Exercise details:
Transcribe each record below word for word.

## START Listed records

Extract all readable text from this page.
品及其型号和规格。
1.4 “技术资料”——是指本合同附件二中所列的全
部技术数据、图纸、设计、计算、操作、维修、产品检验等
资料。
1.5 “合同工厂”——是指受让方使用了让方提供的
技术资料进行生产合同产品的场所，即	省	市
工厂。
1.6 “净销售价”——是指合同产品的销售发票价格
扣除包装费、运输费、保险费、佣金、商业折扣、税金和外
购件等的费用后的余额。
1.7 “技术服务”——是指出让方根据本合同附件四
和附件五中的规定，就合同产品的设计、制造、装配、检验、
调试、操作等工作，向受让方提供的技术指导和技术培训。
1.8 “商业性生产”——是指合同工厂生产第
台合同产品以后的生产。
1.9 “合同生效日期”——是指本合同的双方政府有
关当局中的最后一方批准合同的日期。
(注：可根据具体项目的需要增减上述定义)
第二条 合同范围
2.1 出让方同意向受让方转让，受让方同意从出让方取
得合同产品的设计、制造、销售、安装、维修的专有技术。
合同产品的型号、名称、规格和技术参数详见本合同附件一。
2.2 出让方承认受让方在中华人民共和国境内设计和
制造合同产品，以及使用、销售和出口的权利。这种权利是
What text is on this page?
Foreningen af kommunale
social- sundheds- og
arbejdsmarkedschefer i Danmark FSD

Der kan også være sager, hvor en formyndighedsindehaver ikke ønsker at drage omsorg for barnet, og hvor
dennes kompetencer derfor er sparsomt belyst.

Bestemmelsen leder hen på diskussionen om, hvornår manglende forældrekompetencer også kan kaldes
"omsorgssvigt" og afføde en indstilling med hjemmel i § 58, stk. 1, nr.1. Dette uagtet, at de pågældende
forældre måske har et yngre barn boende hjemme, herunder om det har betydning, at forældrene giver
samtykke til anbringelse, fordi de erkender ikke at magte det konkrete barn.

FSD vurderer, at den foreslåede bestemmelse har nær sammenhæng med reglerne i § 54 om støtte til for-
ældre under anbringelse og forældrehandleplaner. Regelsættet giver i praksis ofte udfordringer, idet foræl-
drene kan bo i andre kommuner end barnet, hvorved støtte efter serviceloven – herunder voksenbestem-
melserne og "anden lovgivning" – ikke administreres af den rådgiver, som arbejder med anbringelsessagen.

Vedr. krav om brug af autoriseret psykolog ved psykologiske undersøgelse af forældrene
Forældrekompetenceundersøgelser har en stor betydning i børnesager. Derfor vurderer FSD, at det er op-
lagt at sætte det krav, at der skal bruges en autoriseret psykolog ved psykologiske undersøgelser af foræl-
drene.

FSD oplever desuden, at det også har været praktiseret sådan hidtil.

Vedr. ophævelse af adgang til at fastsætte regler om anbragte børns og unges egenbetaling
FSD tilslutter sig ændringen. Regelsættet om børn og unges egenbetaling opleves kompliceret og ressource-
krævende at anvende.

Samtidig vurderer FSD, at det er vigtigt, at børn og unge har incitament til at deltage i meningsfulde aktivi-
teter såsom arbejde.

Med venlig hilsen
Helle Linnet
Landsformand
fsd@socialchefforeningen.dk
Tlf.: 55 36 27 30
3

## END Listed records

Result:
Extract all readable text from this page.
品及其型号和规格。
1.4 “技术资料”——是指本合同附件二中所列的全
部技术数据、图纸、设计、计算、操作、维修、产品检验等
资料。
1.5 “合同工厂”——是指受让方使用了让方提供的
技术资料进行生产合同产品的场所，即	省	市
工厂。
1.6 “净销售价”——是指合同产品的销售发票价格
扣除包装费、运输费、保险费、佣金、商业折扣、税金和外
购件等的费用后的余额。
1.7 “技术服务”——是指出让方根据本合同附件四
和附件五中的规定，就合同产品的设计、制造、装配、检验、
调试、操作等工作，向受让方提供的技术指导和技术培训。
1.8 “商业性生产”——是指合同工厂生产第
台合同产品以后的生产。
1.9 “合同生效日期”——是指本合同的双方政府有
关当局中的最后一方批准合同的日期。
(注：可根据具体项目的需要增减上述定义)
第二条 合同范围
2.1 出让方同意向受让方转让，受让方同意从出让方取
得合同产品的设计、制造、销售、安装、维修的专有技术。
合同产品的型号、名称、规格和技术参数详见本合同附件一。
2.2 出让方承认受让方在中华人民共和国境内设计和
制造合同产品，以及使用、销售和出口的权利。这种权利是
What text is on this page?
Foreningen af kommunale
social- sundheds- og
arbejdsmarkedschefer i Danmark FSD

Der kan også være sager, hvor en formyndighedsindehaver ikke ønsker at drage omsorg for barnet, og hvor
dennes kompetencer derfor er sparsomt belyst.

Bestemmelsen leder hen på diskussionen om, hvornår manglende forældrekompetencer også kan kaldes
"omsorgssvigt" og afføde en indstilling med hjemmel i § 58, stk. 1, nr.1. Dette uagtet, at de pågældende
forældre måske har et yngre barn boende hjemme, herunder om det har betydning, at forældrene giver
samtykke til anbringelse, fordi de erkender ikke at magte det konkrete barn.

FSD vurderer, at den foreslåede bestemmelse har nær sammenhæng med reglerne i § 54 om støtte til for-
ældre under anbringelse og forældrehandleplaner. Regelsættet giver i praksis ofte udfordringer, idet foræl-
drene kan bo i andre kommuner end barnet, hvorved støtte efter serviceloven – herunder voksenbestem-
melserne og "anden lovgivning" – ikke administreres af den rådgiver, som arbejder med anbringelsessagen.

Vedr. krav om brug af autoriseret psykolog ved psykologiske undersøgelse af forældrene
Forældrekompetenceundersøgelser har en stor betydning i børnesager. Derfor vurderer FSD, at det er op-
lagt at sætte det krav, at der skal bruges en autoriseret psykolog ved psykologiske undersøgelser af foræl-
drene.

FSD oplever desuden, at det også har været praktiseret sådan hidtil.

Vedr. ophævelse af adgang til at fastsætte regler om anbragte børns og unges egenbetaling
FSD tilslutter sig ændringen. Regelsættet om børn og unges egenbetaling opleves kompliceret og ressource-
krævende at anvende.

Samtidig vurderer FSD, at det er vigtigt, at børn og unge har incitament til at deltage i meningsfulde aktivi-
teter såsom arbejde.

Med venlig hilsen
Helle Linnet
Landsformand
fsd@socialchefforeningen.dk
Tlf.: 55 36 27 30
3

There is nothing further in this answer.